[Items from a dataset]
'''

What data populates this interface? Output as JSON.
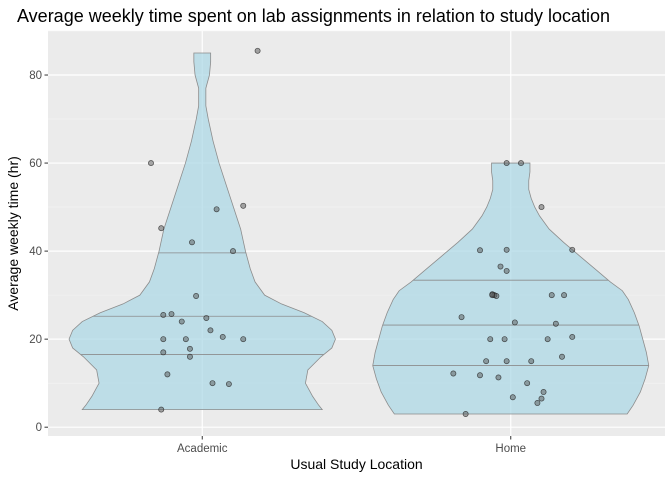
{
  "chart_data": {
    "type": "violin",
    "title": "Average weekly time spent on lab assignments in relation to study location",
    "xlabel": "Usual Study Location",
    "ylabel": "Average weekly time (hr)",
    "categories": [
      "Academic",
      "Home"
    ],
    "ylim": [
      -2,
      90
    ],
    "yticks": [
      0,
      20,
      40,
      60,
      80
    ],
    "grid": true,
    "quantiles_drawn": [
      0.25,
      0.5,
      0.75
    ],
    "violin_fill": "#add8e6",
    "violin_stroke": "#8c8c8c",
    "point_color": "#555555",
    "background": "#ebebeb",
    "violins": [
      {
        "category": "Academic",
        "quantiles": [
          16.5,
          25.2,
          39.6
        ],
        "min": 4,
        "max": 85,
        "profile": [
          [
            4,
            1.0
          ],
          [
            5,
            0.97
          ],
          [
            7,
            0.92
          ],
          [
            10,
            0.86
          ],
          [
            13,
            0.88
          ],
          [
            16,
            0.99
          ],
          [
            18,
            1.08
          ],
          [
            20,
            1.11
          ],
          [
            22,
            1.08
          ],
          [
            24,
            1.0
          ],
          [
            26,
            0.85
          ],
          [
            28,
            0.66
          ],
          [
            30,
            0.52
          ],
          [
            33,
            0.44
          ],
          [
            36,
            0.4
          ],
          [
            40,
            0.36
          ],
          [
            45,
            0.32
          ],
          [
            50,
            0.26
          ],
          [
            55,
            0.2
          ],
          [
            60,
            0.14
          ],
          [
            65,
            0.09
          ],
          [
            70,
            0.05
          ],
          [
            73,
            0.03
          ],
          [
            77,
            0.03
          ],
          [
            80,
            0.06
          ],
          [
            83,
            0.07
          ],
          [
            85,
            0.07
          ]
        ],
        "points": [
          [
            -0.25,
            60
          ],
          [
            0.27,
            85.5
          ],
          [
            -0.2,
            45.2
          ],
          [
            0.07,
            49.5
          ],
          [
            -0.05,
            42
          ],
          [
            0.15,
            40
          ],
          [
            0.2,
            50.3
          ],
          [
            -0.03,
            29.8
          ],
          [
            -0.19,
            25.5
          ],
          [
            -0.15,
            25.7
          ],
          [
            -0.1,
            24
          ],
          [
            0.02,
            24.8
          ],
          [
            -0.19,
            20
          ],
          [
            -0.08,
            20
          ],
          [
            0.1,
            20.5
          ],
          [
            0.2,
            20
          ],
          [
            0.04,
            22
          ],
          [
            -0.06,
            17.8
          ],
          [
            -0.06,
            16
          ],
          [
            -0.19,
            17
          ],
          [
            -0.17,
            12
          ],
          [
            0.05,
            10
          ],
          [
            0.13,
            9.8
          ],
          [
            -0.2,
            4
          ]
        ]
      },
      {
        "category": "Home",
        "quantiles": [
          14,
          23.2,
          33.4
        ],
        "min": 3,
        "max": 60,
        "profile": [
          [
            3,
            0.97
          ],
          [
            5,
            1.02
          ],
          [
            8,
            1.08
          ],
          [
            11,
            1.12
          ],
          [
            14,
            1.15
          ],
          [
            17,
            1.13
          ],
          [
            20,
            1.1
          ],
          [
            23,
            1.07
          ],
          [
            26,
            1.03
          ],
          [
            29,
            0.98
          ],
          [
            31,
            0.93
          ],
          [
            33,
            0.83
          ],
          [
            36,
            0.7
          ],
          [
            39,
            0.57
          ],
          [
            42,
            0.44
          ],
          [
            45,
            0.32
          ],
          [
            48,
            0.24
          ],
          [
            50,
            0.2
          ],
          [
            52,
            0.17
          ],
          [
            54,
            0.15
          ],
          [
            56,
            0.15
          ],
          [
            58,
            0.16
          ],
          [
            60,
            0.16
          ]
        ],
        "points": [
          [
            -0.02,
            60
          ],
          [
            0.05,
            60
          ],
          [
            -0.15,
            40.2
          ],
          [
            -0.02,
            40.3
          ],
          [
            0.15,
            50
          ],
          [
            0.3,
            40.3
          ],
          [
            -0.05,
            36.5
          ],
          [
            -0.02,
            35.5
          ],
          [
            -0.08,
            30
          ],
          [
            -0.09,
            30.2
          ],
          [
            -0.07,
            29.8
          ],
          [
            -0.09,
            30
          ],
          [
            0.2,
            30
          ],
          [
            0.26,
            30
          ],
          [
            -0.24,
            25
          ],
          [
            0.02,
            23.8
          ],
          [
            0.22,
            23.5
          ],
          [
            -0.1,
            20
          ],
          [
            -0.03,
            20
          ],
          [
            0.18,
            20
          ],
          [
            0.3,
            20.5
          ],
          [
            -0.12,
            15
          ],
          [
            -0.02,
            15
          ],
          [
            0.1,
            15
          ],
          [
            0.25,
            16
          ],
          [
            -0.28,
            12.2
          ],
          [
            -0.15,
            11.8
          ],
          [
            -0.06,
            11.3
          ],
          [
            0.08,
            10
          ],
          [
            0.16,
            8
          ],
          [
            0.15,
            6.5
          ],
          [
            0.13,
            5.5
          ],
          [
            0.01,
            6.8
          ],
          [
            -0.22,
            3
          ]
        ]
      }
    ]
  }
}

'''

GOAL:
Omit any images, then output the listing exactly.

PROBLEM SOLUTION:
What data populates this interface? Output as JSON.
{
  "chart_data": {
    "type": "violin",
    "title": "Average weekly time spent on lab assignments in relation to study location",
    "xlabel": "Usual Study Location",
    "ylabel": "Average weekly time (hr)",
    "categories": [
      "Academic",
      "Home"
    ],
    "ylim": [
      -2,
      90
    ],
    "yticks": [
      0,
      20,
      40,
      60,
      80
    ],
    "grid": true,
    "quantiles_drawn": [
      0.25,
      0.5,
      0.75
    ],
    "violin_fill": "#add8e6",
    "violin_stroke": "#8c8c8c",
    "point_color": "#555555",
    "background": "#ebebeb",
    "violins": [
      {
        "category": "Academic",
        "quantiles": [
          16.5,
          25.2,
          39.6
        ],
        "min": 4,
        "max": 85,
        "profile": [
          [
            4,
            1.0
          ],
          [
            5,
            0.97
          ],
          [
            7,
            0.92
          ],
          [
            10,
            0.86
          ],
          [
            13,
            0.88
          ],
          [
            16,
            0.99
          ],
          [
            18,
            1.08
          ],
          [
            20,
            1.11
          ],
          [
            22,
            1.08
          ],
          [
            24,
            1.0
          ],
          [
            26,
            0.85
          ],
          [
            28,
            0.66
          ],
          [
            30,
            0.52
          ],
          [
            33,
            0.44
          ],
          [
            36,
            0.4
          ],
          [
            40,
            0.36
          ],
          [
            45,
            0.32
          ],
          [
            50,
            0.26
          ],
          [
            55,
            0.2
          ],
          [
            60,
            0.14
          ],
          [
            65,
            0.09
          ],
          [
            70,
            0.05
          ],
          [
            73,
            0.03
          ],
          [
            77,
            0.03
          ],
          [
            80,
            0.06
          ],
          [
            83,
            0.07
          ],
          [
            85,
            0.07
          ]
        ],
        "points": [
          [
            -0.25,
            60
          ],
          [
            0.27,
            85.5
          ],
          [
            -0.2,
            45.2
          ],
          [
            0.07,
            49.5
          ],
          [
            -0.05,
            42
          ],
          [
            0.15,
            40
          ],
          [
            0.2,
            50.3
          ],
          [
            -0.03,
            29.8
          ],
          [
            -0.19,
            25.5
          ],
          [
            -0.15,
            25.7
          ],
          [
            -0.1,
            24
          ],
          [
            0.02,
            24.8
          ],
          [
            -0.19,
            20
          ],
          [
            -0.08,
            20
          ],
          [
            0.1,
            20.5
          ],
          [
            0.2,
            20
          ],
          [
            0.04,
            22
          ],
          [
            -0.06,
            17.8
          ],
          [
            -0.06,
            16
          ],
          [
            -0.19,
            17
          ],
          [
            -0.17,
            12
          ],
          [
            0.05,
            10
          ],
          [
            0.13,
            9.8
          ],
          [
            -0.2,
            4
          ]
        ]
      },
      {
        "category": "Home",
        "quantiles": [
          14,
          23.2,
          33.4
        ],
        "min": 3,
        "max": 60,
        "profile": [
          [
            3,
            0.97
          ],
          [
            5,
            1.02
          ],
          [
            8,
            1.08
          ],
          [
            11,
            1.12
          ],
          [
            14,
            1.15
          ],
          [
            17,
            1.13
          ],
          [
            20,
            1.1
          ],
          [
            23,
            1.07
          ],
          [
            26,
            1.03
          ],
          [
            29,
            0.98
          ],
          [
            31,
            0.93
          ],
          [
            33,
            0.83
          ],
          [
            36,
            0.7
          ],
          [
            39,
            0.57
          ],
          [
            42,
            0.44
          ],
          [
            45,
            0.32
          ],
          [
            48,
            0.24
          ],
          [
            50,
            0.2
          ],
          [
            52,
            0.17
          ],
          [
            54,
            0.15
          ],
          [
            56,
            0.15
          ],
          [
            58,
            0.16
          ],
          [
            60,
            0.16
          ]
        ],
        "points": [
          [
            -0.02,
            60
          ],
          [
            0.05,
            60
          ],
          [
            -0.15,
            40.2
          ],
          [
            -0.02,
            40.3
          ],
          [
            0.15,
            50
          ],
          [
            0.3,
            40.3
          ],
          [
            -0.05,
            36.5
          ],
          [
            -0.02,
            35.5
          ],
          [
            -0.08,
            30
          ],
          [
            -0.09,
            30.2
          ],
          [
            -0.07,
            29.8
          ],
          [
            -0.09,
            30
          ],
          [
            0.2,
            30
          ],
          [
            0.26,
            30
          ],
          [
            -0.24,
            25
          ],
          [
            0.02,
            23.8
          ],
          [
            0.22,
            23.5
          ],
          [
            -0.1,
            20
          ],
          [
            -0.03,
            20
          ],
          [
            0.18,
            20
          ],
          [
            0.3,
            20.5
          ],
          [
            -0.12,
            15
          ],
          [
            -0.02,
            15
          ],
          [
            0.1,
            15
          ],
          [
            0.25,
            16
          ],
          [
            -0.28,
            12.2
          ],
          [
            -0.15,
            11.8
          ],
          [
            -0.06,
            11.3
          ],
          [
            0.08,
            10
          ],
          [
            0.16,
            8
          ],
          [
            0.15,
            6.5
          ],
          [
            0.13,
            5.5
          ],
          [
            0.01,
            6.8
          ],
          [
            -0.22,
            3
          ]
        ]
      }
    ]
  }
}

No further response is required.